* start Reading text *
Basic Text Search - Before Full-Text Search

search sql databases like-queries

Basic Text Search - Before Full-Text Search

Before full-text search capabilities were built into databases, searching text meant using basic SQL pattern matching. This approach had significant limitations that made it unsuitable for real search applications.

The LIKE Operator

Basic Pattern Matching

-- Find articles with "javascript" anywhere in title
SELECT * FROM articles
WHERE title LIKE '%javascript%';

-- Case-insensitive (PostgreSQL)
SELECT * FROM articles
WHERE title ILIKE '%javascript%';

-- Case-insensitive (MySQL)
SELECT * FROM articles
WHERE LOWER(title) LIKE LOWER('%javascript%');

Multiple Terms

-- Find articles with both "javascript" AND "async"
SELECT * FROM articles
WHERE title LIKE '%javascript%'
  AND title LIKE '%async%';

-- Find articles with "javascript" OR "typescript"
* end Reading text *
• [Task requirements]
**A)** Write down every comment line that introduces an SQL query in the page on basic text search, without the leading dashes.
**B)** Write out a passage of the page on basic text search word for word. Begin at the words "search sql databases" and stop after "real search applications.".
* start Entries *
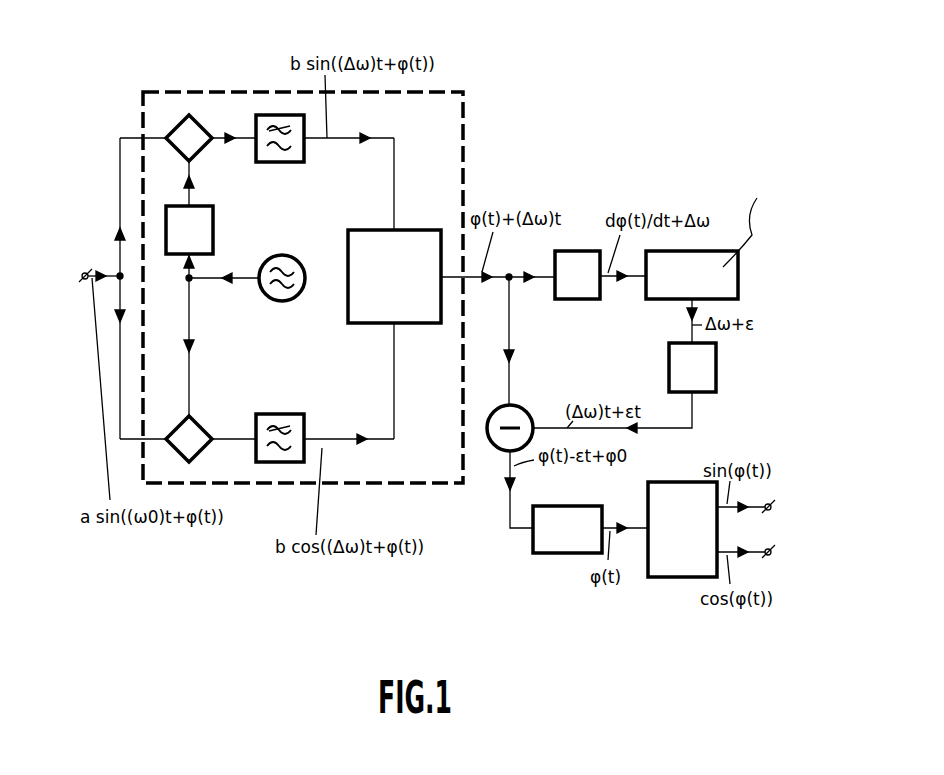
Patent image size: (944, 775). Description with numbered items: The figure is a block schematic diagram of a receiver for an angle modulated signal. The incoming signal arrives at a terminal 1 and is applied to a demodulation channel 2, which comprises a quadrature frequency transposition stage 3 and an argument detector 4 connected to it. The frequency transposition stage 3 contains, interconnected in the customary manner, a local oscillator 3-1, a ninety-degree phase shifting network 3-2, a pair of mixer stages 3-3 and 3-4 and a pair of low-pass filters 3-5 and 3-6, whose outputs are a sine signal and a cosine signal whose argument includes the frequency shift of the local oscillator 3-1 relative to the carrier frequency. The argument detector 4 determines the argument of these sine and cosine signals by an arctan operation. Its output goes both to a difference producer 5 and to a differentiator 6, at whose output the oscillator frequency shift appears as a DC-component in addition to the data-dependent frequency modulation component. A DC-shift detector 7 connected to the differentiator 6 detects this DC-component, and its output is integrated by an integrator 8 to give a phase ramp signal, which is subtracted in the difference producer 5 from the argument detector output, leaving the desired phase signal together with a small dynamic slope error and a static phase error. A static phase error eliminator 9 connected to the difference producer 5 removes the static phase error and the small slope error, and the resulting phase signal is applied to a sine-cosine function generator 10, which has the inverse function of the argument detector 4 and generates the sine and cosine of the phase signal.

The terminal 1 is at (82, 275).
The demodulation channel 2 is at (177, 92).
The quadrature frequency transposition stage 3 is at (290, 218).
The local oscillator 3-1 is at (293, 257).
The 90° phase shifting network 3-2 is at (213, 216).
The mixer stage 3-3 is at (204, 150).
The mixer stage 3-4 is at (204, 427).
The low-pass filter 3-5 is at (304, 150).
The low-pass filter 3-6 is at (274, 414).
The argument detector 4 is at (392, 229).
The difference producer 5 is at (516, 411).
The differentiator 6 is at (590, 300).
The DC-shift detector 7 is at (738, 283).
The integrator 8 is at (669, 357).
The static phase error eliminator 9 is at (548, 555).
The sine-cosine function generator 10 is at (663, 578).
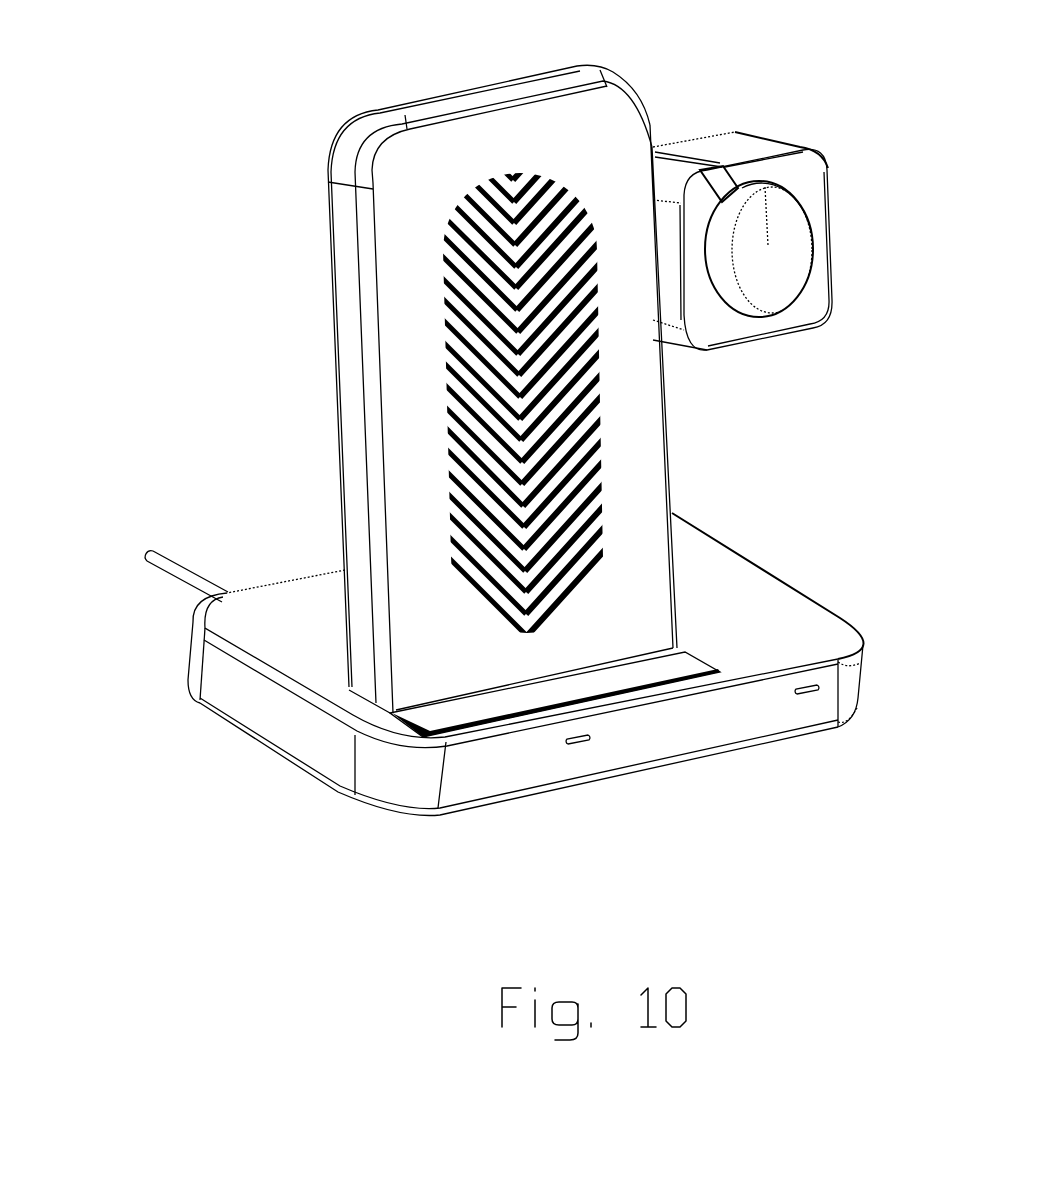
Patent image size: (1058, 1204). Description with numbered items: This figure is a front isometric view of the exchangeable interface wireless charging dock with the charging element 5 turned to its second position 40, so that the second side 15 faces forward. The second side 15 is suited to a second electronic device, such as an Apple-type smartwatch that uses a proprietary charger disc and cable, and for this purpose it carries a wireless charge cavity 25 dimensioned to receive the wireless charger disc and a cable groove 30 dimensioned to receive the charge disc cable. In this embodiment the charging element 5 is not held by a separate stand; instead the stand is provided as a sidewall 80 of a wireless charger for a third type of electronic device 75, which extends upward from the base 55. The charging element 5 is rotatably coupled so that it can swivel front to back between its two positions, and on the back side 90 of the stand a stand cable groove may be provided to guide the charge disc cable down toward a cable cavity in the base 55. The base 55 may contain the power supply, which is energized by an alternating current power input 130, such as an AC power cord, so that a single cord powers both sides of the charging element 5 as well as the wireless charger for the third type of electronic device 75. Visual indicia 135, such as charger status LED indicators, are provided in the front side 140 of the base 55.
* end Entries *
• [Answers for the tasks]
**A)**
- Find articles with "javascript" anywhere in title
- Case-insensitive (PostgreSQL)
- Case-insensitive (MySQL)
- Find articles with both "javascript" AND "async"
- Find articles with "javascript" OR "typescript"

**B)**
search sql databases like-queries

Basic Text Search - Before Full-Text Search

Before full-text search capabilities were built into databases, searching text meant using basic SQL pattern matching. This approach had significant limitations that made it unsuitable for real search applications.